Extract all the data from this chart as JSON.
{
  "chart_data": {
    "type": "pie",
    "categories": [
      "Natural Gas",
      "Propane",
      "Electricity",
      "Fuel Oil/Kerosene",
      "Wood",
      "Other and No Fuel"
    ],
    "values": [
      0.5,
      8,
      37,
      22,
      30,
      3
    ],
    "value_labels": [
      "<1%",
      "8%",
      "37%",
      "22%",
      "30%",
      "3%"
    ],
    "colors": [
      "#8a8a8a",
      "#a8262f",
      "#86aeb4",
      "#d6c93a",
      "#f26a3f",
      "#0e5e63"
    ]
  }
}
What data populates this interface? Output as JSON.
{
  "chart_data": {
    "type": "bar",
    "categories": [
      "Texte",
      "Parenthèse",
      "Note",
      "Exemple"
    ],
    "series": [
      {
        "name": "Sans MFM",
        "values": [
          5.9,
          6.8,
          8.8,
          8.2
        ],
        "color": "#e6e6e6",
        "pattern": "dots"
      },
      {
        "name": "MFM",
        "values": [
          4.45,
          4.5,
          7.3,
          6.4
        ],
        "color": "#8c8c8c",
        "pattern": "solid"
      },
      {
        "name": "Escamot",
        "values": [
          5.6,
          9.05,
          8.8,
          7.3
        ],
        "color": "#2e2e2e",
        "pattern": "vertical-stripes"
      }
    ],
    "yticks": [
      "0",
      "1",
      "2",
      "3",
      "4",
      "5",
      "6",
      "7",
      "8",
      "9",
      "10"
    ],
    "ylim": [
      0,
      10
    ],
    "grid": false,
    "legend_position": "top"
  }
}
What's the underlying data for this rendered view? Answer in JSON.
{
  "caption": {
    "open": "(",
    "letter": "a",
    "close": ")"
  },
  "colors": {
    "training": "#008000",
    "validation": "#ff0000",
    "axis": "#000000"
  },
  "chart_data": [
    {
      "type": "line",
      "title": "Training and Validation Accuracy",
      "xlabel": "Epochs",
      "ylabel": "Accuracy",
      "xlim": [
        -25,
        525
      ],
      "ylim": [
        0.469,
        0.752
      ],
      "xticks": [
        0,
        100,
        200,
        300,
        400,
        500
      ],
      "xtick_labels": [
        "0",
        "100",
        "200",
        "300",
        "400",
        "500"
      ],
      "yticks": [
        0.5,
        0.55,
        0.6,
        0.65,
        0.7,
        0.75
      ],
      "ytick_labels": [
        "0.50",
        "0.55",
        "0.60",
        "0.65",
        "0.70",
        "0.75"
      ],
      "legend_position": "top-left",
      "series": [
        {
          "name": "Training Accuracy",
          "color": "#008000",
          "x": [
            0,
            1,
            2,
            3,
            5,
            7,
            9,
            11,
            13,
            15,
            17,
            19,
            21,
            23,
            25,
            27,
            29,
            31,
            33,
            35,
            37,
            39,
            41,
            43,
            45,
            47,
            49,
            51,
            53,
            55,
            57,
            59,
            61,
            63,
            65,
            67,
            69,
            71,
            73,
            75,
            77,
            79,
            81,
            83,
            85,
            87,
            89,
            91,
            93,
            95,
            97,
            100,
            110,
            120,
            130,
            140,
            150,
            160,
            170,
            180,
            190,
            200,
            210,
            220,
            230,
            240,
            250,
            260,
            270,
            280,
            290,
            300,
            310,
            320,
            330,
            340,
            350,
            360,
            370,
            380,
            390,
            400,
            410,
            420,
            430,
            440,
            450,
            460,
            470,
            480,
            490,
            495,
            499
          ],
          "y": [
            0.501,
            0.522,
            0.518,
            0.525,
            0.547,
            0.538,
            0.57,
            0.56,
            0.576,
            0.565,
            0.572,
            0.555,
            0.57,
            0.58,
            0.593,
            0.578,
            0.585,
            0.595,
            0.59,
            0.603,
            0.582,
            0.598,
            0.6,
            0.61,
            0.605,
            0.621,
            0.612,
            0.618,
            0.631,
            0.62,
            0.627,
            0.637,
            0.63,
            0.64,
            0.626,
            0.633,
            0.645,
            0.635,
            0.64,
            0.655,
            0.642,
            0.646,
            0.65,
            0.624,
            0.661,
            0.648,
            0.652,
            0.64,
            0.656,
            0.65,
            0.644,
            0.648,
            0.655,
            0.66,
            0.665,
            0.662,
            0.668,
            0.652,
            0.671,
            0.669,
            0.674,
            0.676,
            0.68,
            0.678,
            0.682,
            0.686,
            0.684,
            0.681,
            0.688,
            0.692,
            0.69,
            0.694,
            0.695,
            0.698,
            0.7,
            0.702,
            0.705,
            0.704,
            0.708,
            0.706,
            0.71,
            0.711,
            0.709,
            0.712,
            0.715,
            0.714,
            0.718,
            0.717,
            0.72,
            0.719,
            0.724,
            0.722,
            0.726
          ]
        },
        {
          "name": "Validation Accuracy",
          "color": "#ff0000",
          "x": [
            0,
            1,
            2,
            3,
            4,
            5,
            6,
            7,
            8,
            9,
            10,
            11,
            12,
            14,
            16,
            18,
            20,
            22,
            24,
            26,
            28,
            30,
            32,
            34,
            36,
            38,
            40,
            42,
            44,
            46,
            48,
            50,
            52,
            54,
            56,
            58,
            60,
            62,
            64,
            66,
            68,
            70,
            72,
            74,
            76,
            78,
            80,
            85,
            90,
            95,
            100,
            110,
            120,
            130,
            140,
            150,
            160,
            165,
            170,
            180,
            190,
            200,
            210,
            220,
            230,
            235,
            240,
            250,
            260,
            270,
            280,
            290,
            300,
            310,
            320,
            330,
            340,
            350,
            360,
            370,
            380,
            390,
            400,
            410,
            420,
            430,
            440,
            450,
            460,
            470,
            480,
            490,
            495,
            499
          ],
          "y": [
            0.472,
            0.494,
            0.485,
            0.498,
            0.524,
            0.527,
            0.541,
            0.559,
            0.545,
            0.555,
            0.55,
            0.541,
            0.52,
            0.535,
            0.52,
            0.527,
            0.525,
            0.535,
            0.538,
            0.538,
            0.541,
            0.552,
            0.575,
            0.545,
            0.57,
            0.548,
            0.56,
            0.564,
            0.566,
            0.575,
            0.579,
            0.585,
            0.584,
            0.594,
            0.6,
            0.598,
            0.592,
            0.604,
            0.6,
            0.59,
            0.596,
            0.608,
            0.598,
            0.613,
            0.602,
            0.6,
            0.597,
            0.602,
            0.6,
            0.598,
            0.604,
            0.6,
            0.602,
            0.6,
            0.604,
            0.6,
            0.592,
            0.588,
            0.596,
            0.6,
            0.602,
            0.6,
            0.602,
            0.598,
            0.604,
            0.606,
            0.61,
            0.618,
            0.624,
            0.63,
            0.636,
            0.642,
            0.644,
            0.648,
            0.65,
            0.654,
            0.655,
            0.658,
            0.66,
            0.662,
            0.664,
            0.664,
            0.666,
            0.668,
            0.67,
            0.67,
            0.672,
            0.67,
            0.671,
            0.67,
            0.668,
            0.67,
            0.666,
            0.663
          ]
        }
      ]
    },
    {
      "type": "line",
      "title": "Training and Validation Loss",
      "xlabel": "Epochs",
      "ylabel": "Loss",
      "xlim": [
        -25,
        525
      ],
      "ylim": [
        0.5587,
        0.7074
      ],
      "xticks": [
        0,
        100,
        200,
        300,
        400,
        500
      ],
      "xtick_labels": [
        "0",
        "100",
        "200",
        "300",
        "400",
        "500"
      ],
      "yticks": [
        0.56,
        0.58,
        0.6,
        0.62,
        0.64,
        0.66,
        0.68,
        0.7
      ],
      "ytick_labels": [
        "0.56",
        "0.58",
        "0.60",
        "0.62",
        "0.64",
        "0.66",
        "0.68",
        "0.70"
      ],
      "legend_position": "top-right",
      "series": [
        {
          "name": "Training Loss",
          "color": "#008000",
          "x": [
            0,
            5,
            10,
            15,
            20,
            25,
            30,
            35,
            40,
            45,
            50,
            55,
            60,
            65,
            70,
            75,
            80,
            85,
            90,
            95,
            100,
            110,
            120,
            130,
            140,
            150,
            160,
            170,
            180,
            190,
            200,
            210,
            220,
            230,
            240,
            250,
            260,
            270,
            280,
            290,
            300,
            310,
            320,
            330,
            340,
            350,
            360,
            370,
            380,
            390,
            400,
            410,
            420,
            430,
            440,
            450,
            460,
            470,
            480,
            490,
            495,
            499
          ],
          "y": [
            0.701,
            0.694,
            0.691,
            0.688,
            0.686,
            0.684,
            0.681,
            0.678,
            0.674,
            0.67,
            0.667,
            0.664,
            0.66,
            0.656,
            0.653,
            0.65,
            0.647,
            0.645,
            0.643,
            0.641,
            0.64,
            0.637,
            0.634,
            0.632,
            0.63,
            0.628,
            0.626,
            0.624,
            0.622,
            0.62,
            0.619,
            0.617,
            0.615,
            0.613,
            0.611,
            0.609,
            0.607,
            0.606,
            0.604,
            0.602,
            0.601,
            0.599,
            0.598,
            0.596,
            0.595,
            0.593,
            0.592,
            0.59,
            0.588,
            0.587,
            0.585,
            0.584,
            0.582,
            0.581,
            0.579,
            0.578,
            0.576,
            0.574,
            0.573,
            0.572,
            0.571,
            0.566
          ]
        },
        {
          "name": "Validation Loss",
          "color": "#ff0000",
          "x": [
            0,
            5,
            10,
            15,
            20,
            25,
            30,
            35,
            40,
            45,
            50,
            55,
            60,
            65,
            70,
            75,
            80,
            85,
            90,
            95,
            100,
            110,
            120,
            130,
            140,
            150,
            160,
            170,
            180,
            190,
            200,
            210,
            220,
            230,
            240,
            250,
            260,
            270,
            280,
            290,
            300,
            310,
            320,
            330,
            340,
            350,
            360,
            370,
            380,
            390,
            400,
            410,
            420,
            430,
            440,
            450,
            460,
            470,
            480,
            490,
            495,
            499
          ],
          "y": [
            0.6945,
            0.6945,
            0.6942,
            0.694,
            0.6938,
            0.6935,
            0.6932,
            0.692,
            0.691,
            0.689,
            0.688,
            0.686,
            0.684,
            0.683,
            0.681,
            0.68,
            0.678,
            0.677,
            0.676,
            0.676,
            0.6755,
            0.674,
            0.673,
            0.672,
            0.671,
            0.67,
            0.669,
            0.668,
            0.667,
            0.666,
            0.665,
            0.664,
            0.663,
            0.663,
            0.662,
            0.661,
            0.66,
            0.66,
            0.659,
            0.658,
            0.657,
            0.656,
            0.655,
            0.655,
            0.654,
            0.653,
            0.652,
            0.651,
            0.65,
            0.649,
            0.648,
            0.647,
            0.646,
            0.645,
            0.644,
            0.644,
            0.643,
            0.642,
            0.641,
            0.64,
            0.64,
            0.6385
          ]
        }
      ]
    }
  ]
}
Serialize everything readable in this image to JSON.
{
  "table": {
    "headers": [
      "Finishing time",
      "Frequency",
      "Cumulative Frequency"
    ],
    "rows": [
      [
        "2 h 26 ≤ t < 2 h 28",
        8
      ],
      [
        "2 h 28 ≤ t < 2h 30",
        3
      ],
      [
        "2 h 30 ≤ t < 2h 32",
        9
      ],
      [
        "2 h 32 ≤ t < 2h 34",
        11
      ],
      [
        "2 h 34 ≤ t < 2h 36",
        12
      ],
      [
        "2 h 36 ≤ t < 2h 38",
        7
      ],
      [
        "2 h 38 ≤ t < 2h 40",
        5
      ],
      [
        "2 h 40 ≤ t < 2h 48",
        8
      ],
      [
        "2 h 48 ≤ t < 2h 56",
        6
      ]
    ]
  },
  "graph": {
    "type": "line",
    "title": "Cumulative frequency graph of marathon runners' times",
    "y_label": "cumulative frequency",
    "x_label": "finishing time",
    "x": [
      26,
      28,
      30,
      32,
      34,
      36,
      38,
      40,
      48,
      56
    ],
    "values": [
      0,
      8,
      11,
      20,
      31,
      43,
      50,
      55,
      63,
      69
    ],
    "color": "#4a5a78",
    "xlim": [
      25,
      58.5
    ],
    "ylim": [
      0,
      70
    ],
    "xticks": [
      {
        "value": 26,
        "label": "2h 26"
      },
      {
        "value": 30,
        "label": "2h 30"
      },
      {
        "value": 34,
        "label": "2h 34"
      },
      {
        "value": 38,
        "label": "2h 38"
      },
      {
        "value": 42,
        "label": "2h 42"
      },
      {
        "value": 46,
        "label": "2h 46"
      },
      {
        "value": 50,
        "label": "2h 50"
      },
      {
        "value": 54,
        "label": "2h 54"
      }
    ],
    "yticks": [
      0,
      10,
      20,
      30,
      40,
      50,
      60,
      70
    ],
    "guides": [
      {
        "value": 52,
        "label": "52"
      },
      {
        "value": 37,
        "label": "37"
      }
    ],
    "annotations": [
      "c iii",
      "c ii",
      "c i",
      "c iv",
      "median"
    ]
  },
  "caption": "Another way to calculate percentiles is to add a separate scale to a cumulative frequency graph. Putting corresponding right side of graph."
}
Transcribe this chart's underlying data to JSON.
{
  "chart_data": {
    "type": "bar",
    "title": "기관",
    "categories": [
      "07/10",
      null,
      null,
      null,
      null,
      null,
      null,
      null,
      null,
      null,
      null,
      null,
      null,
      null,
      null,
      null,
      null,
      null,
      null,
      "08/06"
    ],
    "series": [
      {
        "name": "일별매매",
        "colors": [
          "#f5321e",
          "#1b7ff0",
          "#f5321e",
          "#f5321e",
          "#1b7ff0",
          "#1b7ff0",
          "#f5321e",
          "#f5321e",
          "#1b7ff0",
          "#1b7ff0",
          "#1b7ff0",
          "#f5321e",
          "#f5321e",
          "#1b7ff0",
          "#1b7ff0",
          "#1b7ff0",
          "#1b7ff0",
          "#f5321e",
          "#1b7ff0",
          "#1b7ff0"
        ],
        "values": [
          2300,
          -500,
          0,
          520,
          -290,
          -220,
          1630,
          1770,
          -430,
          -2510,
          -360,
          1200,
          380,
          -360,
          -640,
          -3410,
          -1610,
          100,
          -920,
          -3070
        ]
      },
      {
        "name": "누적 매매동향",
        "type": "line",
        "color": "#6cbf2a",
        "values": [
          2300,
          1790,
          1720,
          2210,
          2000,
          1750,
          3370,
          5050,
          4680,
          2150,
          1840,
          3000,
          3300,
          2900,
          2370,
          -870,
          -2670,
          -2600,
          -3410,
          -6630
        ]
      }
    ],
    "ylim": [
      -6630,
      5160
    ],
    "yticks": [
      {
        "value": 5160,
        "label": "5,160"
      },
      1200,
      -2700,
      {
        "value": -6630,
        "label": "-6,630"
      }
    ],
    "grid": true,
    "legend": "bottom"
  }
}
________________________
** Aim **
Copy each line above that contains the string "What".

** Solution for this exercise **
What data populates this interface? Output as JSON.
What's the underlying data for this rendered view? Answer in JSON.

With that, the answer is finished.